▶ **Given exercise**
Extract the complete data exactly as given.
-- START Record set --
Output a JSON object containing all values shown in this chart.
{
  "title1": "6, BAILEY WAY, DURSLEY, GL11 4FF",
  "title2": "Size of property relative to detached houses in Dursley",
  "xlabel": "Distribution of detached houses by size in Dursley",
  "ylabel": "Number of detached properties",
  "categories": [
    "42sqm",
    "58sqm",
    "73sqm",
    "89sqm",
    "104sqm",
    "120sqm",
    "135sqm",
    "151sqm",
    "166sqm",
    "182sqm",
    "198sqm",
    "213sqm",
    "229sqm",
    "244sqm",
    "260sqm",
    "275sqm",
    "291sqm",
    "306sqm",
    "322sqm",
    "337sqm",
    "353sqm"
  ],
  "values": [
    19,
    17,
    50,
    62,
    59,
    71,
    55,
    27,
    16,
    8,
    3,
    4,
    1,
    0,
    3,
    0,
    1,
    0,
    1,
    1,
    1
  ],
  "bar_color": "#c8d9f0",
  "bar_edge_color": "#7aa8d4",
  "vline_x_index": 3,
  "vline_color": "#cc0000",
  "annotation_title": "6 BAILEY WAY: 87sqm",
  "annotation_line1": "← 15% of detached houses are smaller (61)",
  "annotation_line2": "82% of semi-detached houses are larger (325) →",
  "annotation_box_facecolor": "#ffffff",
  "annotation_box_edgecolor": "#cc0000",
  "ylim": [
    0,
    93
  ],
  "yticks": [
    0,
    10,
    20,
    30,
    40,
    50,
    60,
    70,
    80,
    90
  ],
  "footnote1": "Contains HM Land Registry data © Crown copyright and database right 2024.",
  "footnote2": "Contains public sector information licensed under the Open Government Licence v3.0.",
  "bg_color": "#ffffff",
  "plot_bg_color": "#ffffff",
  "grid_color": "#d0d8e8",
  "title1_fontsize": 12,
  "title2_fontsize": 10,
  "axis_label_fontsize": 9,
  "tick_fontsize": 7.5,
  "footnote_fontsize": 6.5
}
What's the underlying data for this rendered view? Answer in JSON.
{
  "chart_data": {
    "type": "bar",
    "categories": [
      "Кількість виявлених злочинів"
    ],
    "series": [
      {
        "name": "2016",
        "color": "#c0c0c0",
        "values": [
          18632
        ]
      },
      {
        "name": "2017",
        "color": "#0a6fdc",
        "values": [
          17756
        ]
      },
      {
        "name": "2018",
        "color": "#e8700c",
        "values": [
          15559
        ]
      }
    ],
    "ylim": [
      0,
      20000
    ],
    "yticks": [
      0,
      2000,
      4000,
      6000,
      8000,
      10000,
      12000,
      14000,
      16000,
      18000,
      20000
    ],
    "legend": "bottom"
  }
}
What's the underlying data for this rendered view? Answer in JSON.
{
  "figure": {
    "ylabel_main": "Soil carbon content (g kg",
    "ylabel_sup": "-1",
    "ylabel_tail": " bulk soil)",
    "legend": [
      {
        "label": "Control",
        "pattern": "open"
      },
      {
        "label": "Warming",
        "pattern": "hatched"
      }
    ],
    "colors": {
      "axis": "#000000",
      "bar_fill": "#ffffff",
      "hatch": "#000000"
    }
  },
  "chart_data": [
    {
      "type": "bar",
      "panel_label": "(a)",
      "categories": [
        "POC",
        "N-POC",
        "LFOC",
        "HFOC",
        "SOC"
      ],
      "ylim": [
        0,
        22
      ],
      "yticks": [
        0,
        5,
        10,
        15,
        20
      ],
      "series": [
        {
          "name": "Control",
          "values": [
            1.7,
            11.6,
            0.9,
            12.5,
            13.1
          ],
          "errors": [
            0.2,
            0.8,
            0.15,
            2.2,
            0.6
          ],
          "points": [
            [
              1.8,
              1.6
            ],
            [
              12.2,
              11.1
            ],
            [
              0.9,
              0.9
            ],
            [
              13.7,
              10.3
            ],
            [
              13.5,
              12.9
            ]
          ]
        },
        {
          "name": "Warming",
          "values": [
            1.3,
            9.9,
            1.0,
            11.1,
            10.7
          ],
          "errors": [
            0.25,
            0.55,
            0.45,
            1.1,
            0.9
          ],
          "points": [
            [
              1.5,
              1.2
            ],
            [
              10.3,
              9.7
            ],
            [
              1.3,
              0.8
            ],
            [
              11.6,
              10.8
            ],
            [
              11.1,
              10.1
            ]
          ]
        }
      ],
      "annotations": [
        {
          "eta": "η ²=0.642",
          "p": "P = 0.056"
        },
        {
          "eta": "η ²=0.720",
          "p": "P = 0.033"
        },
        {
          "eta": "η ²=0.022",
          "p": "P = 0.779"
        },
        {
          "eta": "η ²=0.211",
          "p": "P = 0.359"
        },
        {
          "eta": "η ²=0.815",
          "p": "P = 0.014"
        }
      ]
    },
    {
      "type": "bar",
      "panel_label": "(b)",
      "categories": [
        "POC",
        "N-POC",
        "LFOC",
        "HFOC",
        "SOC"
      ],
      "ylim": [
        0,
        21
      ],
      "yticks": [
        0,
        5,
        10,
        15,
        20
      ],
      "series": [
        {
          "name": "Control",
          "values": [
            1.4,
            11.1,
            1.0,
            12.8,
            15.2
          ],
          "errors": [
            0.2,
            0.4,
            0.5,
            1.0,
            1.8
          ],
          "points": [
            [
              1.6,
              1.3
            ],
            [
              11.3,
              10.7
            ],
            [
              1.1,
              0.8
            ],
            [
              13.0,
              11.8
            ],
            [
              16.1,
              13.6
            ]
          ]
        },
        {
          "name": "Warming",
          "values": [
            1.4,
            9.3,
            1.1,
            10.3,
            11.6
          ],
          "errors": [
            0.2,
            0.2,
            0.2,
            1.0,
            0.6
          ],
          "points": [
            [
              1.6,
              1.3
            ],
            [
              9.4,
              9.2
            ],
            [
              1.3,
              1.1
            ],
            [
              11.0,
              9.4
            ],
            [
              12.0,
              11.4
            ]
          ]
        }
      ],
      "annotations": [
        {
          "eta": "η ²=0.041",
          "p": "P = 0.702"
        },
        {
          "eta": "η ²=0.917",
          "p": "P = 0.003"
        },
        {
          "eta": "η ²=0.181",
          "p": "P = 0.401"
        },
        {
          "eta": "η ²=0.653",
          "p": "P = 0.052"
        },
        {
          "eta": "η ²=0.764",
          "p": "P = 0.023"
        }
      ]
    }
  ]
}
-- END Record set --
▶ **Exercise output**
Output a JSON object containing all values shown in this chart.
{
  "title1": "6, BAILEY WAY, DURSLEY, GL11 4FF",
  "title2": "Size of property relative to detached houses in Dursley",
  "xlabel": "Distribution of detached houses by size in Dursley",
  "ylabel": "Number of detached properties",
  "categories": [
    "42sqm",
    "58sqm",
    "73sqm",
    "89sqm",
    "104sqm",
    "120sqm",
    "135sqm",
    "151sqm",
    "166sqm",
    "182sqm",
    "198sqm",
    "213sqm",
    "229sqm",
    "244sqm",
    "260sqm",
    "275sqm",
    "291sqm",
    "306sqm",
    "322sqm",
    "337sqm",
    "353sqm"
  ],
  "values": [
    19,
    17,
    50,
    62,
    59,
    71,
    55,
    27,
    16,
    8,
    3,
    4,
    1,
    0,
    3,
    0,
    1,
    0,
    1,
    1,
    1
  ],
  "bar_color": "#c8d9f0",
  "bar_edge_color": "#7aa8d4",
  "vline_x_index": 3,
  "vline_color": "#cc0000",
  "annotation_title": "6 BAILEY WAY: 87sqm",
  "annotation_line1": "← 15% of detached houses are smaller (61)",
  "annotation_line2": "82% of semi-detached houses are larger (325) →",
  "annotation_box_facecolor": "#ffffff",
  "annotation_box_edgecolor": "#cc0000",
  "ylim": [
    0,
    93
  ],
  "yticks": [
    0,
    10,
    20,
    30,
    40,
    50,
    60,
    70,
    80,
    90
  ],
  "footnote1": "Contains HM Land Registry data © Crown copyright and database right 2024.",
  "footnote2": "Contains public sector information licensed under the Open Government Licence v3.0.",
  "bg_color": "#ffffff",
  "plot_bg_color": "#ffffff",
  "grid_color": "#d0d8e8",
  "title1_fontsize": 12,
  "title2_fontsize": 10,
  "axis_label_fontsize": 9,
  "tick_fontsize": 7.5,
  "footnote_fontsize": 6.5
}
What's the underlying data for this rendered view? Answer in JSON.
{
  "chart_data": {
    "type": "bar",
    "categories": [
      "Кількість виявлених злочинів"
    ],
    "series": [
      {
        "name": "2016",
        "color": "#c0c0c0",
        "values": [
          18632
        ]
      },
      {
        "name": "2017",
        "color": "#0a6fdc",
        "values": [
          17756
        ]
      },
      {
        "name": "2018",
        "color": "#e8700c",
        "values": [
          15559
        ]
      }
    ],
    "ylim": [
      0,
      20000
    ],
    "yticks": [
      0,
      2000,
      4000,
      6000,
      8000,
      10000,
      12000,
      14000,
      16000,
      18000,
      20000
    ],
    "legend": "bottom"
  }
}
What's the underlying data for this rendered view? Answer in JSON.
{
  "figure": {
    "ylabel_main": "Soil carbon content (g kg",
    "ylabel_sup": "-1",
    "ylabel_tail": " bulk soil)",
    "legend": [
      {
        "label": "Control",
        "pattern": "open"
      },
      {
        "label": "Warming",
        "pattern": "hatched"
      }
    ],
    "colors": {
      "axis": "#000000",
      "bar_fill": "#ffffff",
      "hatch": "#000000"
    }
  },
  "chart_data": [
    {
      "type": "bar",
      "panel_label": "(a)",
      "categories": [
        "POC",
        "N-POC",
        "LFOC",
        "HFOC",
        "SOC"
      ],
      "ylim": [
        0,
        22
      ],
      "yticks": [
        0,
        5,
        10,
        15,
        20
      ],
      "series": [
        {
          "name": "Control",
          "values": [
            1.7,
            11.6,
            0.9,
            12.5,
            13.1
          ],
          "errors": [
            0.2,
            0.8,
            0.15,
            2.2,
            0.6
          ],
          "points": [
            [
              1.8,
              1.6
            ],
            [
              12.2,
              11.1
            ],
            [
              0.9,
              0.9
            ],
            [
              13.7,
              10.3
            ],
            [
              13.5,
              12.9
            ]
          ]
        },
        {
          "name": "Warming",
          "values": [
            1.3,
            9.9,
            1.0,
            11.1,
            10.7
          ],
          "errors": [
            0.25,
            0.55,
            0.45,
            1.1,
            0.9
          ],
          "points": [
            [
              1.5,
              1.2
            ],
            [
              10.3,
              9.7
            ],
            [
              1.3,
              0.8
            ],
            [
              11.6,
              10.8
            ],
            [
              11.1,
              10.1
            ]
          ]
        }
      ],
      "annotations": [
        {
          "eta": "η ²=0.642",
          "p": "P = 0.056"
        },
        {
          "eta": "η ²=0.720",
          "p": "P = 0.033"
        },
        {
          "eta": "η ²=0.022",
          "p": "P = 0.779"
        },
        {
          "eta": "η ²=0.211",
          "p": "P = 0.359"
        },
        {
          "eta": "η ²=0.815",
          "p": "P = 0.014"
        }
      ]
    },
    {
      "type": "bar",
      "panel_label": "(b)",
      "categories": [
        "POC",
        "N-POC",
        "LFOC",
        "HFOC",
        "SOC"
      ],
      "ylim": [
        0,
        21
      ],
      "yticks": [
        0,
        5,
        10,
        15,
        20
      ],
      "series": [
        {
          "name": "Control",
          "values": [
            1.4,
            11.1,
            1.0,
            12.8,
            15.2
          ],
          "errors": [
            0.2,
            0.4,
            0.5,
            1.0,
            1.8
          ],
          "points": [
            [
              1.6,
              1.3
            ],
            [
              11.3,
              10.7
            ],
            [
              1.1,
              0.8
            ],
            [
              13.0,
              11.8
            ],
            [
              16.1,
              13.6
            ]
          ]
        },
        {
          "name": "Warming",
          "values": [
            1.4,
            9.3,
            1.1,
            10.3,
            11.6
          ],
          "errors": [
            0.2,
            0.2,
            0.2,
            1.0,
            0.6
          ],
          "points": [
            [
              1.6,
              1.3
            ],
            [
              9.4,
              9.2
            ],
            [
              1.3,
              1.1
            ],
            [
              11.0,
              9.4
            ],
            [
              12.0,
              11.4
            ]
          ]
        }
      ],
      "annotations": [
        {
          "eta": "η ²=0.041",
          "p": "P = 0.702"
        },
        {
          "eta": "η ²=0.917",
          "p": "P = 0.003"
        },
        {
          "eta": "η ²=0.181",
          "p": "P = 0.401"
        },
        {
          "eta": "η ²=0.653",
          "p": "P = 0.052"
        },
        {
          "eta": "η ²=0.764",
          "p": "P = 0.023"
        }
      ]
    }
  ]
}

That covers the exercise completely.